* **Short exercise**
Leave out the pictures and copy each record below exactly.
━━━━━ Data to process
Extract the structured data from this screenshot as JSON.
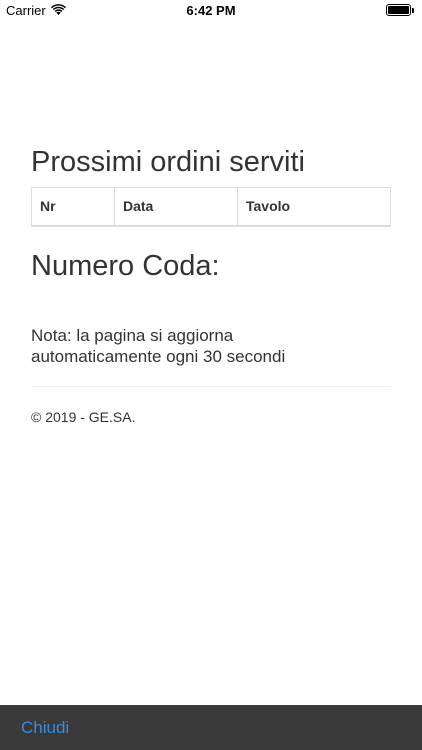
{
  "status_bar": {
    "carrier": "Carrier",
    "time": "6:42 PM"
  },
  "main": {
    "orders_title": "Prossimi ordini serviti",
    "table": {
      "headers": [
        "Nr",
        "Data",
        "Tavolo"
      ]
    },
    "queue_title": "Numero Coda:",
    "note_line1": "Nota: la pagina si aggiorna",
    "note_line2": "automaticamente ogni 30 secondi",
    "copyright": "© 2019 - GE.SA."
  },
  "toolbar": {
    "close_label": "Chiudi",
    "accent_color": "#3b8ad9",
    "background_color": "#3a3a3a"
  }
}
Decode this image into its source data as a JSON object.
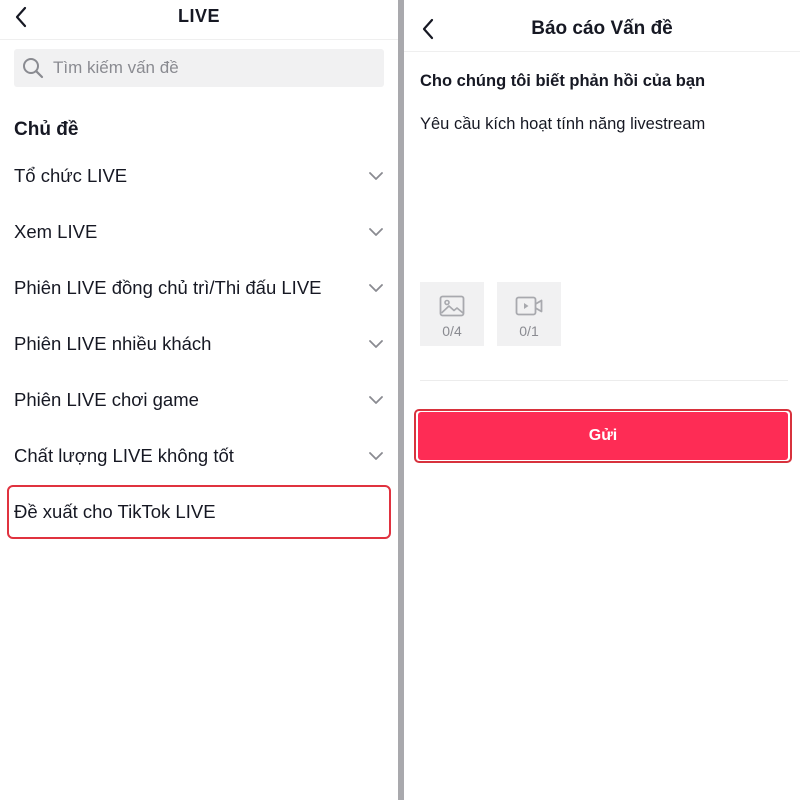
{
  "left": {
    "header": {
      "title": "LIVE"
    },
    "search": {
      "placeholder": "Tìm kiếm vấn đề",
      "value": ""
    },
    "section_title": "Chủ đề",
    "topics": [
      {
        "label": "Tổ chức LIVE",
        "expandable": true
      },
      {
        "label": "Xem LIVE",
        "expandable": true
      },
      {
        "label": "Phiên LIVE đồng chủ trì/Thi đấu LIVE",
        "expandable": true
      },
      {
        "label": "Phiên LIVE nhiều khách",
        "expandable": true
      },
      {
        "label": "Phiên LIVE chơi game",
        "expandable": true
      },
      {
        "label": "Chất lượng LIVE không tốt",
        "expandable": true
      },
      {
        "label": "Đề xuất cho TikTok LIVE",
        "expandable": false,
        "highlighted": true
      }
    ]
  },
  "right": {
    "header": {
      "title": "Báo cáo Vấn đề"
    },
    "feedback_label": "Cho chúng tôi biết phản hồi của bạn",
    "feedback_text": "Yêu cầu kích hoạt tính năng livestream",
    "uploads": [
      {
        "icon": "image-icon",
        "count": "0/4"
      },
      {
        "icon": "video-icon",
        "count": "0/1"
      }
    ],
    "submit_label": "Gửi"
  },
  "colors": {
    "accent": "#fe2c55",
    "highlight_border": "#e0323f",
    "divider": "#a9a9ad",
    "muted_text": "#8a8b91",
    "tile_bg": "#f1f1f2"
  }
}
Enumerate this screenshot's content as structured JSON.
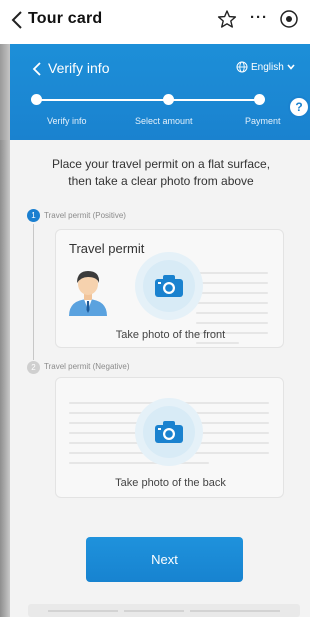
{
  "topbar": {
    "title": "Tour card",
    "more": "···"
  },
  "header": {
    "title": "Verify info",
    "language": "English",
    "steps": [
      "Verify info",
      "Select amount",
      "Payment"
    ],
    "help": "?"
  },
  "instruction": {
    "line1": "Place your travel permit on a flat surface,",
    "line2": "then take a clear photo from above"
  },
  "front": {
    "step": "1",
    "label": "Travel permit (Positive)",
    "card_title": "Travel permit",
    "caption": "Take photo of the front"
  },
  "back": {
    "step": "2",
    "label": "Travel permit (Negative)",
    "caption": "Take photo of the back"
  },
  "next_label": "Next",
  "colors": {
    "primary": "#1a82cf",
    "background": "#f3f3f3"
  }
}
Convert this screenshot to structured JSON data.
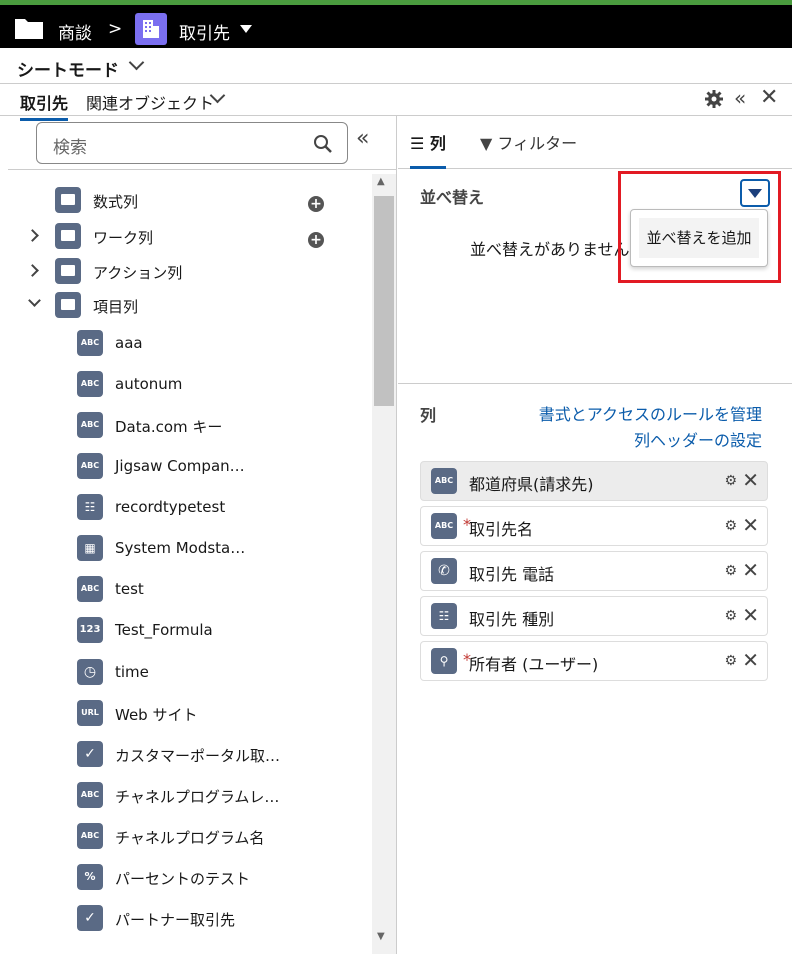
━━━━━━━━━━
* **Written answer**
Extract the structured data from this screenshot as JSON.
{
  "status_bar": {
    "carrier": "Carrier",
    "time": "6:42 PM"
  },
  "main": {
    "orders_title": "Prossimi ordini serviti",
    "table": {
      "headers": [
        "Nr",
        "Data",
        "Tavolo"
      ]
    },
    "queue_title": "Numero Coda:",
    "note_line1": "Nota: la pagina si aggiorna",
    "note_line2": "automaticamente ogni 30 secondi",
    "copyright": "© 2019 - GE.SA."
  },
  "toolbar": {
    "close_label": "Chiudi",
    "accent_color": "#3b8ad9",
    "background_color": "#3a3a3a"
  }
}
Decode this image into its source data as a JSON object.
{
  "left": {
    "header": {
      "title": "LIVE"
    },
    "search": {
      "placeholder": "Tìm kiếm vấn đề",
      "value": ""
    },
    "section_title": "Chủ đề",
    "topics": [
      {
        "label": "Tổ chức LIVE",
        "expandable": true
      },
      {
        "label": "Xem LIVE",
        "expandable": true
      },
      {
        "label": "Phiên LIVE đồng chủ trì/Thi đấu LIVE",
        "expandable": true
      },
      {
        "label": "Phiên LIVE nhiều khách",
        "expandable": true
      },
      {
        "label": "Phiên LIVE chơi game",
        "expandable": true
      },
      {
        "label": "Chất lượng LIVE không tốt",
        "expandable": true
      },
      {
        "label": "Đề xuất cho TikTok LIVE",
        "expandable": false,
        "highlighted": true
      }
    ]
  },
  "right": {
    "header": {
      "title": "Báo cáo Vấn đề"
    },
    "feedback_label": "Cho chúng tôi biết phản hồi của bạn",
    "feedback_text": "Yêu cầu kích hoạt tính năng livestream",
    "uploads": [
      {
        "icon": "image-icon",
        "count": "0/4"
      },
      {
        "icon": "video-icon",
        "count": "0/1"
      }
    ],
    "submit_label": "Gửi"
  },
  "colors": {
    "accent": "#fe2c55",
    "highlight_border": "#e0323f",
    "divider": "#a9a9ad",
    "muted_text": "#8a8b91",
    "tile_bg": "#f1f1f2"
  }
}
Enumerate this screenshot's content as structured JSON.
{
  "topbar": {
    "title": "Tour card",
    "more": "···"
  },
  "header": {
    "title": "Verify info",
    "language": "English",
    "steps": [
      "Verify info",
      "Select amount",
      "Payment"
    ],
    "help": "?"
  },
  "instruction": {
    "line1": "Place your travel permit on a flat surface,",
    "line2": "then take a clear photo from above"
  },
  "front": {
    "step": "1",
    "label": "Travel permit (Positive)",
    "card_title": "Travel permit",
    "caption": "Take photo of the front"
  },
  "back": {
    "step": "2",
    "label": "Travel permit (Negative)",
    "caption": "Take photo of the back"
  },
  "next_label": "Next",
  "colors": {
    "primary": "#1a82cf",
    "background": "#f3f3f3"
  }
}
Convert this screenshot to structured JSON data.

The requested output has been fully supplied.